#### [THE PROBLEM]
Within the records that follow, find every line containing the string "который". Copy those lines.
--- start ---
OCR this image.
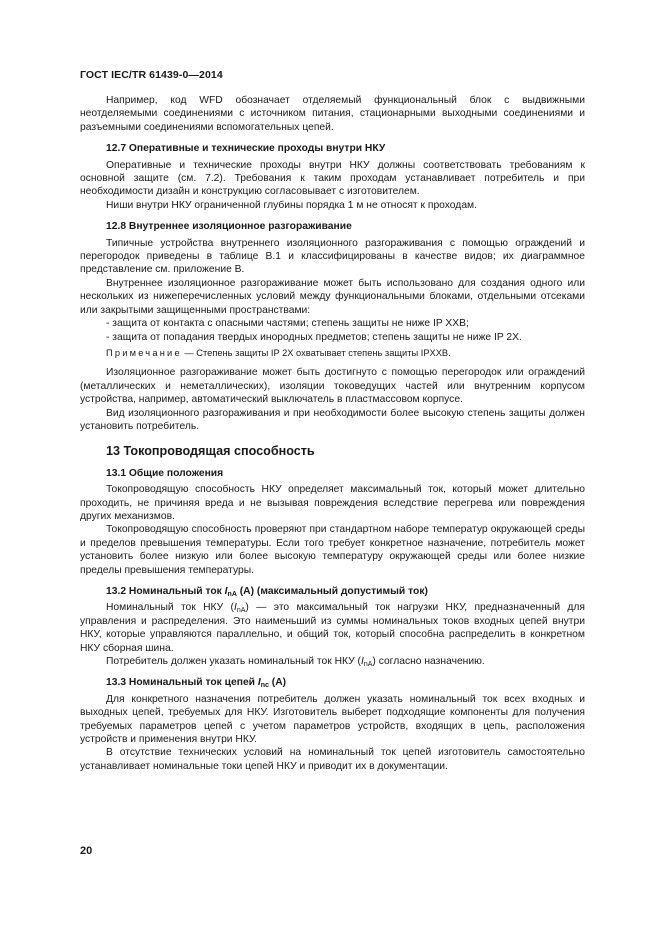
ГОСТ IEC/TR 61439-0—2014

Например, код WFD обозначает отделяемый функциональный блок с выдвижными неотделяемыми соединениями с источником питания, стационарными выходными соединениями и разъемными соединениями вспомогательных цепей.

12.7 Оперативные и технические проходы внутри НКУ

Оперативные и технические проходы внутри НКУ должны соответствовать требованиям к основной защите (см. 7.2). Требования к таким проходам устанавливает потребитель и при необходимости дизайн и конструкцию согласовывает с изготовителем.

Ниши внутри НКУ ограниченной глубины порядка 1 м не относят к проходам.

12.8 Внутреннее изоляционное разгораживание

Типичные устройства внутреннего изоляционного разгораживания с помощью ограждений и перегородок приведены в таблице В.1 и классифицированы в качестве видов; их диаграммное представление см. приложение В.

Внутреннее изоляционное разгораживание может быть использовано для создания одного или нескольких из нижеперечисленных условий между функциональными блоками, отдельными отсеками или закрытыми защищенными пространствами:

- защита от контакта с опасными частями; степень защиты не ниже IP XXB;

- защита от попадания твердых инородных предметов; степень защиты не ниже IP 2X.

Примечание — Степень защиты IP 2X охватывает степень защиты IPXXB.

Изоляционное разгораживание может быть достигнуто с помощью перегородок или ограждений (металлических и неметаллических), изоляции токоведущих частей или внутренним корпусом устройства, например, автоматический выключатель в пластмассовом корпусе.

Вид изоляционного разгораживания и при необходимости более высокую степень защиты должен установить потребитель.

13 Токопроводящая способность

13.1 Общие положения

Токопроводящую способность НКУ определяет максимальный ток, который может длительно проходить, не причиняя вреда и не вызывая повреждения вследствие перегрева или повреждения других механизмов.

Токопроводящую способность проверяют при стандартном наборе температур окружающей среды и пределов превышения температуры. Если того требует конкретное назначение, потребитель может установить более низкую или более высокую температуру окружающей среды или более низкие пределы превышения температуры.

13.2 Номинальный ток $I_{nA}$ (А) (максимальный допустимый ток)

Номинальный ток НКУ $(I_{nA})$ — это максимальный ток нагрузки НКУ, предназначенный для управления и распределения. Это наименьший из суммы номинальных токов входных цепей внутри НКУ, которые управляются параллельно, и общий ток, который способна распределить в конкретном НКУ сборная шина.

Потребитель должен указать номинальный ток НКУ $(I_{nA})$ согласно назначению.

13.3 Номинальный ток цепей $I_{nc}$ (А)

Для конкретного назначения потребитель должен указать номинальный ток всех входных и выходных цепей, требуемых для НКУ. Изготовитель выберет подходящие компоненты для получения требуемых параметров цепей с учетом параметров устройств, входящих в цепь, расположения устройств и применения внутри НКУ.

В отсутствие технических условий на номинальный ток цепей изготовитель самостоятельно устанавливает номинальные токи цепей НКУ и приводит их в документации.

20
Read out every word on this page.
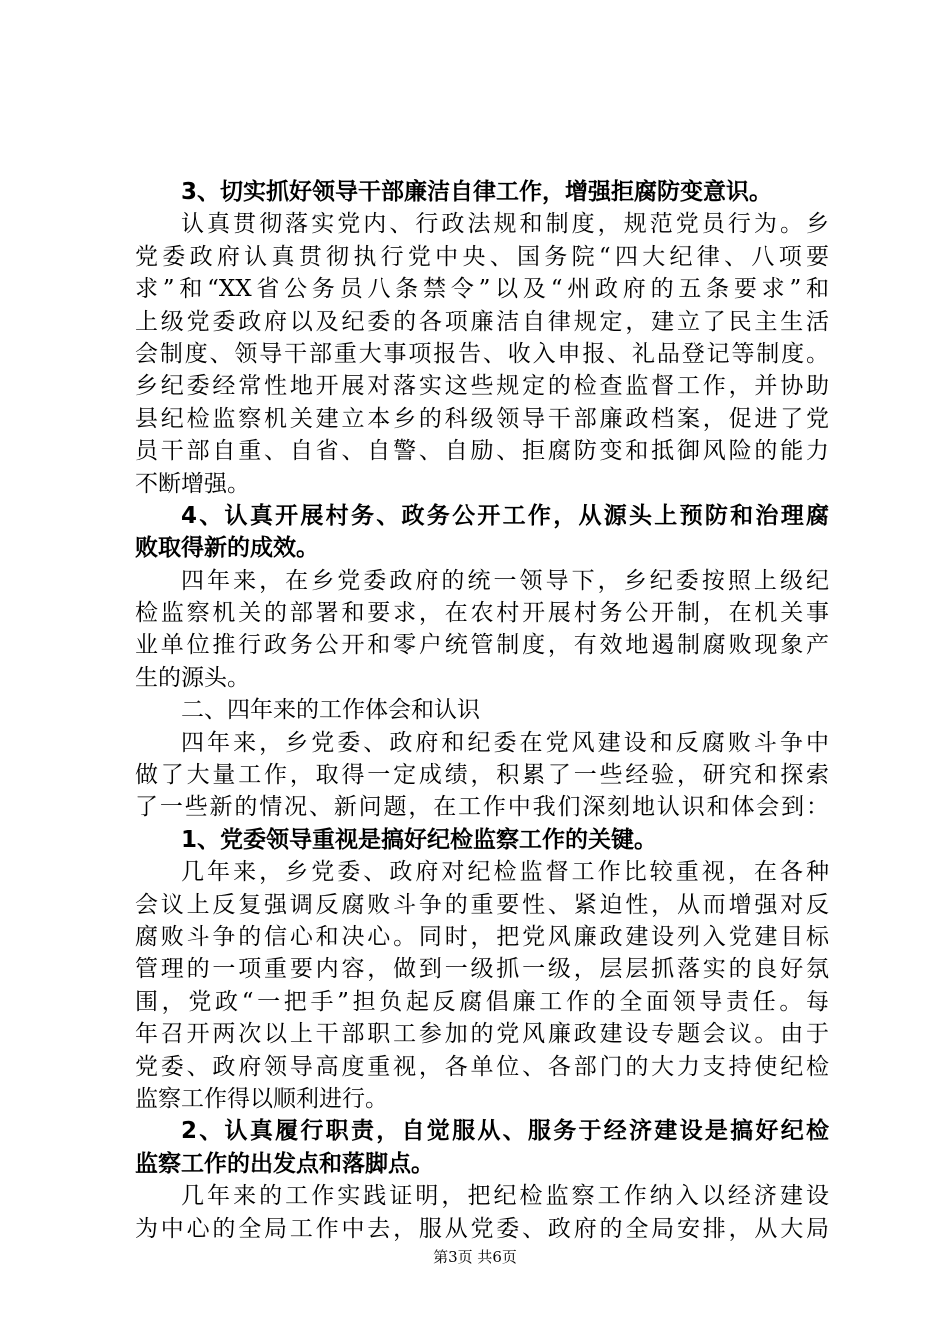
3、切实抓好领导干部廉洁自律工作，增强拒腐防变意识。
认真贯彻落实党内、行政法规和制度，规范党员行为。乡
党委政府认真贯彻执行党中央、国务院“四大纪律、八项要
求”和“XX省公务员八条禁令”以及“州政府的五条要求”和
上级党委政府以及纪委的各项廉洁自律规定，建立了民主生活
会制度、领导干部重大事项报告、收入申报、礼品登记等制度。
乡纪委经常性地开展对落实这些规定的检查监督工作，并协助
县纪检监察机关建立本乡的科级领导干部廉政档案，促进了党
员干部自重、自省、自警、自励、拒腐防变和抵御风险的能力
不断增强。
4、认真开展村务、政务公开工作，从源头上预防和治理腐
败取得新的成效。
四年来，在乡党委政府的统一领导下，乡纪委按照上级纪
检监察机关的部署和要求，在农村开展村务公开制，在机关事
业单位推行政务公开和零户统管制度，有效地遏制腐败现象产
生的源头。
二、四年来的工作体会和认识
四年来，乡党委、政府和纪委在党风建设和反腐败斗争中
做了大量工作，取得一定成绩，积累了一些经验，研究和探索
了一些新的情况、新问题，在工作中我们深刻地认识和体会到：
1、党委领导重视是搞好纪检监察工作的关键。
几年来，乡党委、政府对纪检监督工作比较重视，在各种
会议上反复强调反腐败斗争的重要性、紧迫性，从而增强对反
腐败斗争的信心和决心。同时，把党风廉政建设列入党建目标
管理的一项重要内容，做到一级抓一级，层层抓落实的良好氛
围，党政“一把手”担负起反腐倡廉工作的全面领导责任。每
年召开两次以上干部职工参加的党风廉政建设专题会议。由于
党委、政府领导高度重视，各单位、各部门的大力支持使纪检
监察工作得以顺利进行。
2、认真履行职责，自觉服从、服务于经济建设是搞好纪检
监察工作的出发点和落脚点。
几年来的工作实践证明，把纪检监察工作纳入以经济建设
为中心的全局工作中去，服从党委、政府的全局安排，从大局
第3页 共6页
--- end ---
#### [TASK RESPONSE]
Токопроводящую способность НКУ определяет максимальный ток, который может длительно проходить, не причиняя вреда и не вызывая повреждения вследствие перегрева или повреждения других механизмов.
Номинальный ток НКУ $(I_{nA})$ — это максимальный ток нагрузки НКУ, предназначенный для управления и распределения. Это наименьший из суммы номинальных токов входных цепей внутри НКУ, которые управляются параллельно, и общий ток, который способна распределить в конкретном НКУ сборная шина.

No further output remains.